# [Dataset records]
— begin —

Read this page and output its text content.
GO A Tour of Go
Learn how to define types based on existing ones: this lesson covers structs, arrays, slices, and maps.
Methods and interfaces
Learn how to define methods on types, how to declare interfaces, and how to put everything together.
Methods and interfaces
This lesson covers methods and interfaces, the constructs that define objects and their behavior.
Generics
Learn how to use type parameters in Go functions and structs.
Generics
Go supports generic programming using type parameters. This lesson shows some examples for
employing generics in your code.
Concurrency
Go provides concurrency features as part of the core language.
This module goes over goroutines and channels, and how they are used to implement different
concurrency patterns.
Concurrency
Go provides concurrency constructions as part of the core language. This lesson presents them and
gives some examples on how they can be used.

— end —

Reproduce all of the material above word for word.

# [Solution to this exercise]
Read this page and output its text content.
GO A Tour of Go
Learn how to define types based on existing ones: this lesson covers structs, arrays, slices, and maps.
Methods and interfaces
Learn how to define methods on types, how to declare interfaces, and how to put everything together.
Methods and interfaces
This lesson covers methods and interfaces, the constructs that define objects and their behavior.
Generics
Learn how to use type parameters in Go functions and structs.
Generics
Go supports generic programming using type parameters. This lesson shows some examples for
employing generics in your code.
Concurrency
Go provides concurrency features as part of the core language.
This module goes over goroutines and channels, and how they are used to implement different
concurrency patterns.
Concurrency
Go provides concurrency constructions as part of the core language. This lesson presents them and
gives some examples on how they can be used.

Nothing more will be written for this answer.